_TASKS AND EXERCISES_
[1] Summarize the passage below in exactly three sentences.
[2] From the passage below, reproduce the part starting with "We know our" and going on through "dogs are superb!", substituting "Buffalo" for "Rochester" each time it appears.

_EXCERPTED PASSAGE_
The 6.1 percent turnout for the $73.5 million bond issue to renovate Robinson Center resulted in 5,183 votes supporting the project. In effect, each vote for the project supported the issuance of over $14,000 in bonds. And citizens think that their votes don't count!
We know our dogs
The weather break and closed K-12 schools gave me the time to sit down and catch up on my reading, which included a stack of the Arkansas Times that had accumulated as other things ate up my time. I was both surprised and pleased to see the review of The Blind Pig in the Nov. 14 issue, touting Zweigle hot dogs. The New York origin in question is Rochester, where I grew up with these hot dogs as the local gold standard. I have been touting them for some time and actually have a connection with an Italian deli in Rochester that distributes Zweigle meats nationwide, albeit via the costly mode of overnight shipping. They actually have quite the clientele all over the nation.
I don't know who does the reviews for you, but his/her judgment is now officially excellent. Both the red and white Zweigle hot dogs are superb!
Mark R. Killenbeck
Drug testing not justified
This legislative session, Arkansas joined the national trend of maligning the poor with mandatory drug testing for public benefits. The bill, SB 38, would have instituted mandatory drug testing for unemployment benefits. Since 2011, state legislators have proposed at least 85 bills requiring drug tests for public benefits. In February the 11th Circuit found Florida's blanket testing statute for all TANF (Temporary Assistance for Needy Families) applicants to be an unreasonable search under the Fourth Amendment. The 11th Circuit's decision demonstrates only one of three problems with mandatory drug testing. Lawmakers must strongly consider constitutionality, finances and the factual justification for such testing. Only time and justiciable cases will answer the constitutional questions, but there is enough data to show that these policies are rarely factually or financially justified.

_GIVEN DATA_

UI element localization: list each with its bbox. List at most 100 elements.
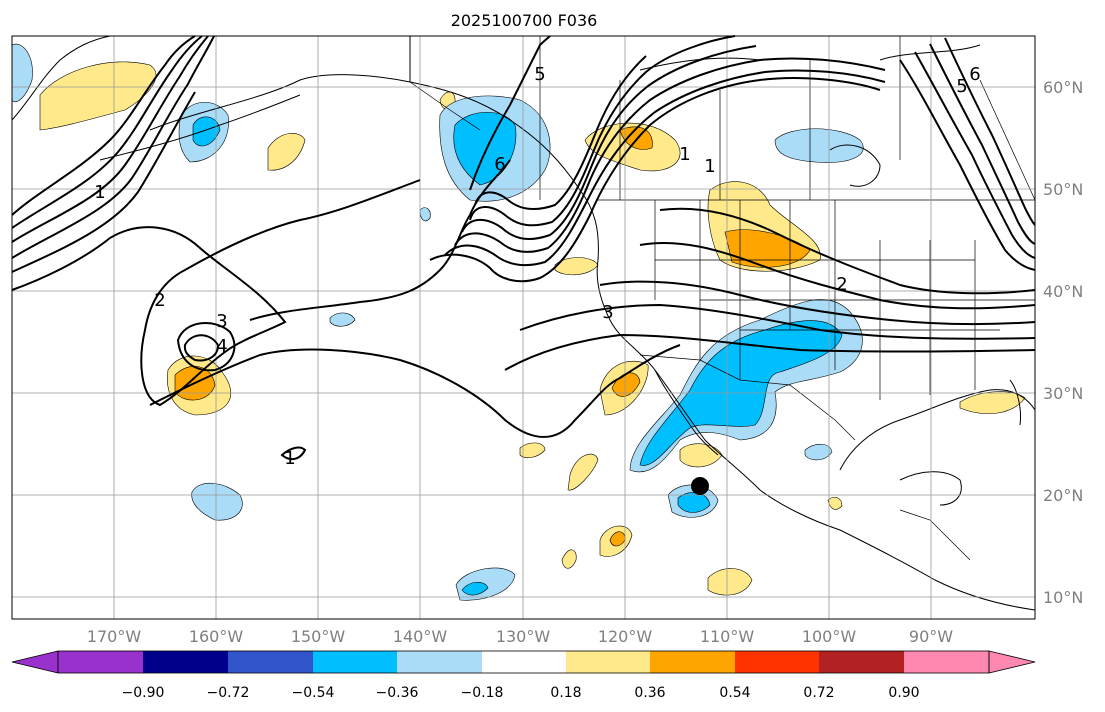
==
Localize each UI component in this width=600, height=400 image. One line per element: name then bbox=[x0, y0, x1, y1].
---
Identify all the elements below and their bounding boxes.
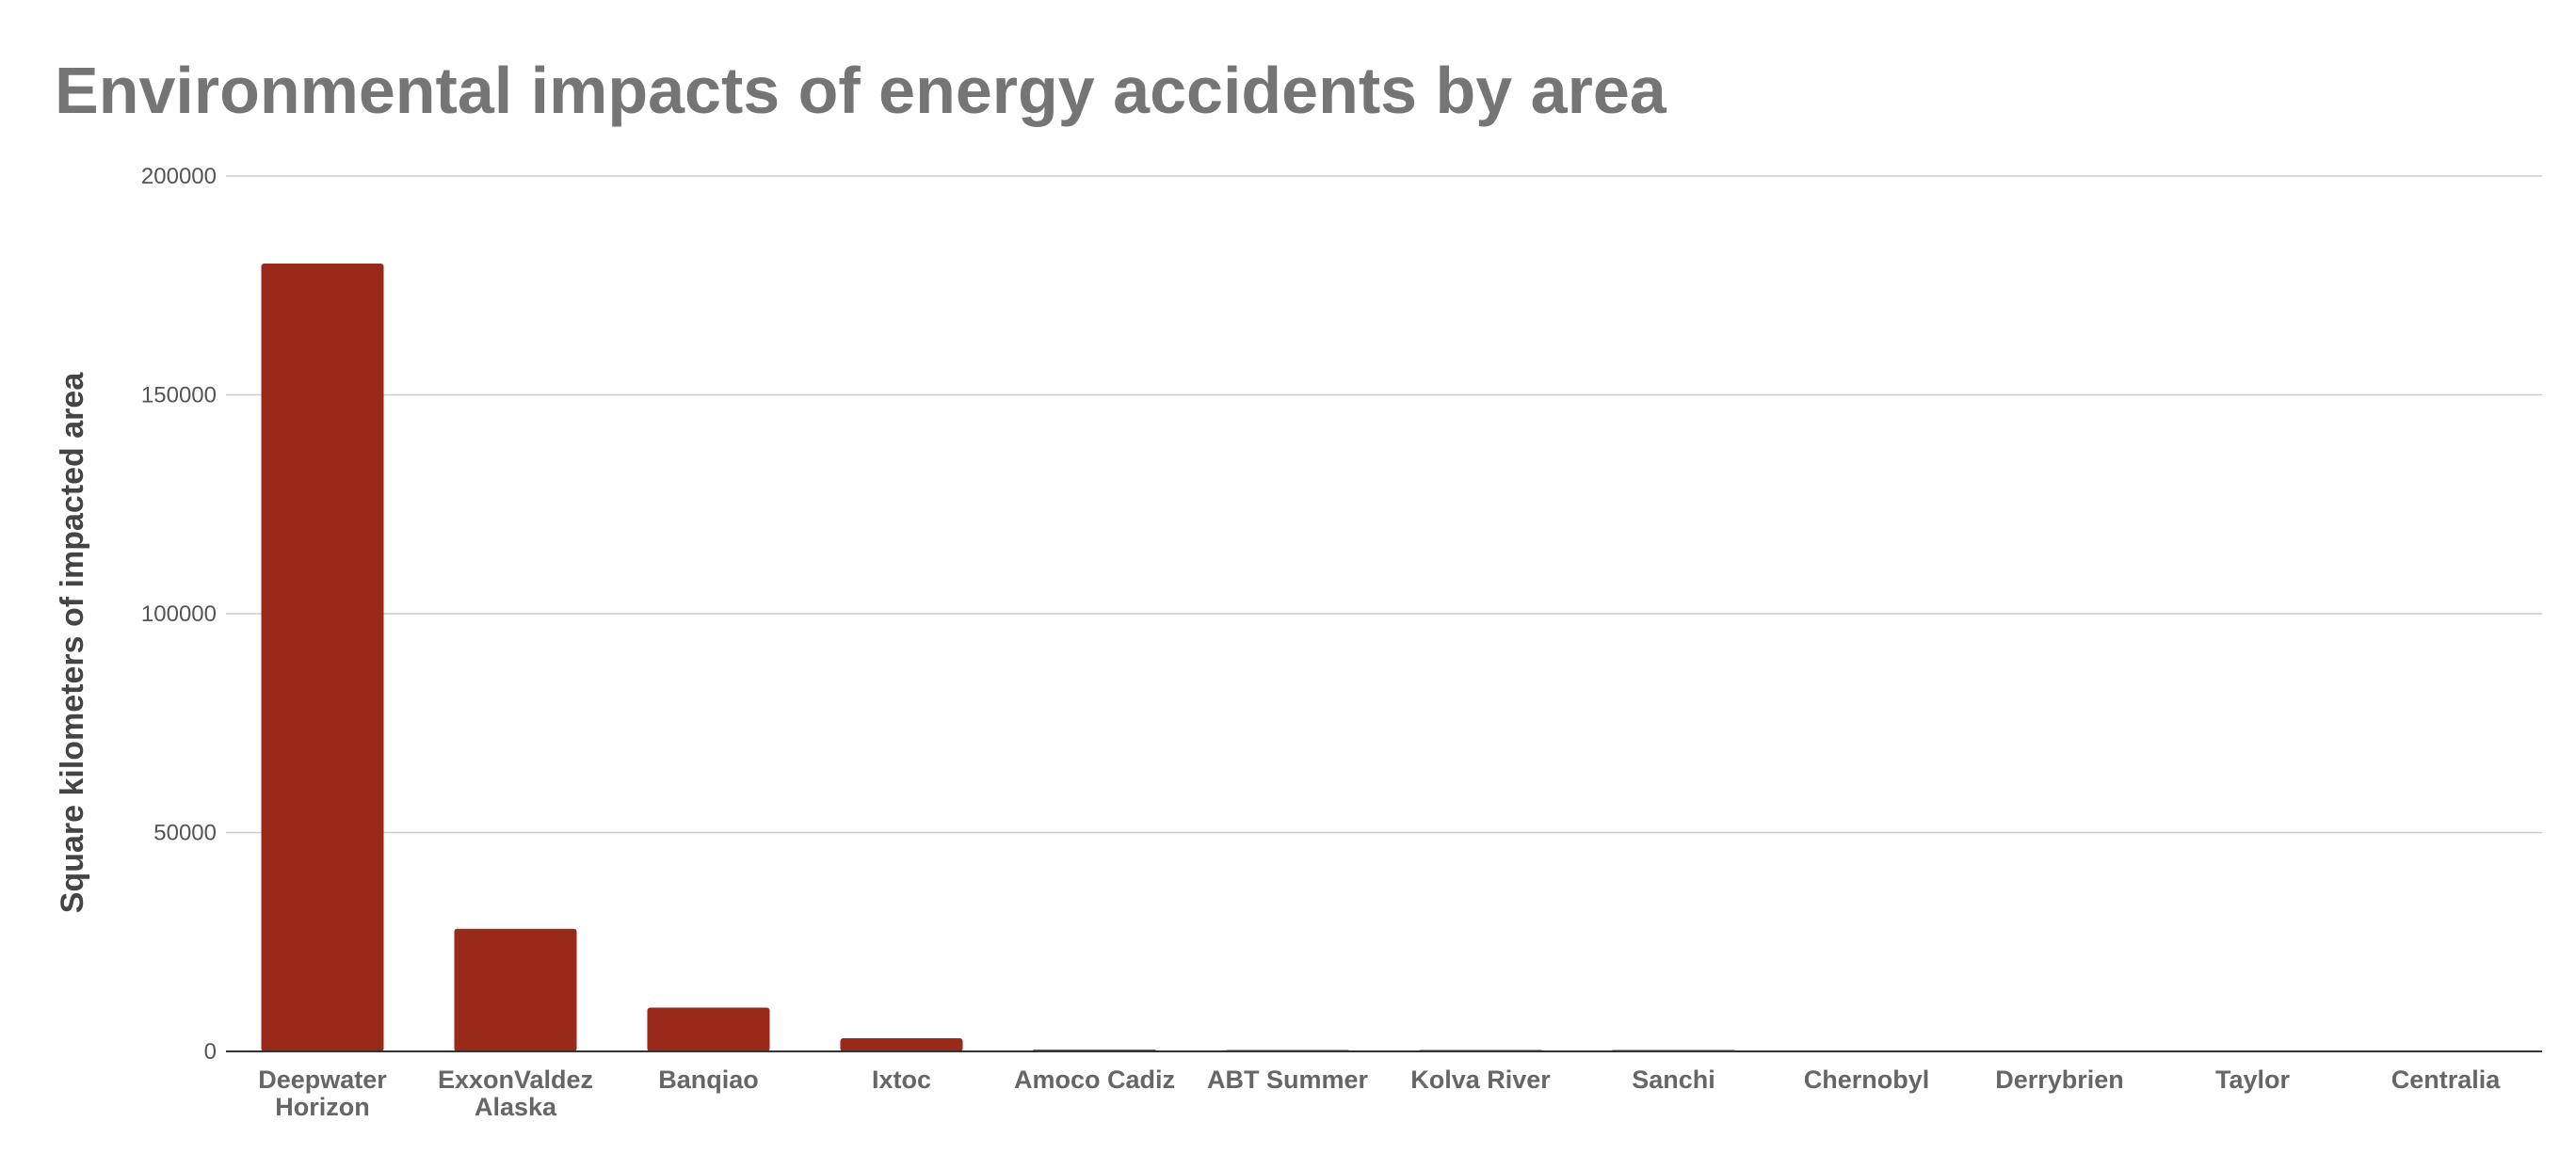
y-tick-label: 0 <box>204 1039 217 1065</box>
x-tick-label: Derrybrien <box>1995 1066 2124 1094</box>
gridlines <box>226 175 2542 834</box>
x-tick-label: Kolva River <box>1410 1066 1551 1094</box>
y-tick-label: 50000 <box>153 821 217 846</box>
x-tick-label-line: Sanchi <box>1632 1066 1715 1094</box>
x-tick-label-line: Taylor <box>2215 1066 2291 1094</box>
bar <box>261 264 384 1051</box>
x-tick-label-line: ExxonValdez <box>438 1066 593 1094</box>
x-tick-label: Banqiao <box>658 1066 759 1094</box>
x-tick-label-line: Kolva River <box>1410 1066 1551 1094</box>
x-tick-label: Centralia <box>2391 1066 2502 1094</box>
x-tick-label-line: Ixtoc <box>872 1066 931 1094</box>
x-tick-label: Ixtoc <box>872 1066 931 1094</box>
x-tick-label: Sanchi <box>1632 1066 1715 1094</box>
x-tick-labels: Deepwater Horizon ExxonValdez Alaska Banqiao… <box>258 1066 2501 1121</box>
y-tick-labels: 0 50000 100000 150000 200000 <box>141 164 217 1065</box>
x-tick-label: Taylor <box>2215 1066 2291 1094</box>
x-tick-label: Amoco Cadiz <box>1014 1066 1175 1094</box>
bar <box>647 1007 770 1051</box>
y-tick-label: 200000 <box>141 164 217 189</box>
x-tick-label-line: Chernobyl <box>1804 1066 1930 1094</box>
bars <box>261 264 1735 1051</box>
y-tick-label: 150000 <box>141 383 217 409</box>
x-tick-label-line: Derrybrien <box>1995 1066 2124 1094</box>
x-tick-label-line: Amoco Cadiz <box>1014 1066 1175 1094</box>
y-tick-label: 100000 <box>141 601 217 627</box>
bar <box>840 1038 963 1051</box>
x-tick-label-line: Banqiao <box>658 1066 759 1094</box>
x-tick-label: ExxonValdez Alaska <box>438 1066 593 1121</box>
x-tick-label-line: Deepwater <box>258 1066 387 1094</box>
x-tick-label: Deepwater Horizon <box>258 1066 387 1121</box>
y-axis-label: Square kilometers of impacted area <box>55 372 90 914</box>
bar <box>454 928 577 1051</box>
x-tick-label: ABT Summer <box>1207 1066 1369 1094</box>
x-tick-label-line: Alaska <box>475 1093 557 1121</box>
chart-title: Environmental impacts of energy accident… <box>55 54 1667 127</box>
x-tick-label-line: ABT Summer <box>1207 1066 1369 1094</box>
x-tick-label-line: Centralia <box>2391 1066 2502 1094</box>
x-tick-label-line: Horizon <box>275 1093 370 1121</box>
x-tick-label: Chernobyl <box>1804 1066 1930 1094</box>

_RESPONSES TO THE EXERCISE_
[1] The first part points out that the 6.1 percent turnout on the $73.5 million bond issue to renovate Robinson Center produced 5,183 supporting votes, so each of those votes backed the issuance of over $14,000 in bonds. The next part praises the Nov. 14 review of The Blind Pig for touting Zweigle hot dogs, which the writer grew up with in Rochester as the local gold standard. The last part argues that mandatory drug testing for public benefits, such as the unemployment bill SB 38 in Arkansas, faces constitutional, financial and factual problems, citing the 11th Circuit's finding that Florida's blanket testing statute for TANF applicants was an unreasonable search.

[2]
We know our dogs
The weather break and closed K-12 schools gave me the time to sit down and catch up on my reading, which included a stack of the Arkansas Times that had accumulated as other things ate up my time. I was both surprised and pleased to see the review of The Blind Pig in the Nov. 14 issue, touting Zweigle hot dogs. The New York origin in question is Buffalo, where I grew up with these hot dogs as the local gold standard. I have been touting them for some time and actually have a connection with an Italian deli in Buffalo that distributes Zweigle meats nationwide, albeit via the costly mode of overnight shipping. They actually have quite the clientele all over the nation.
I don't know who does the reviews for you, but his/her judgment is now officially excellent. Both the red and white Zweigle hot dogs are superb!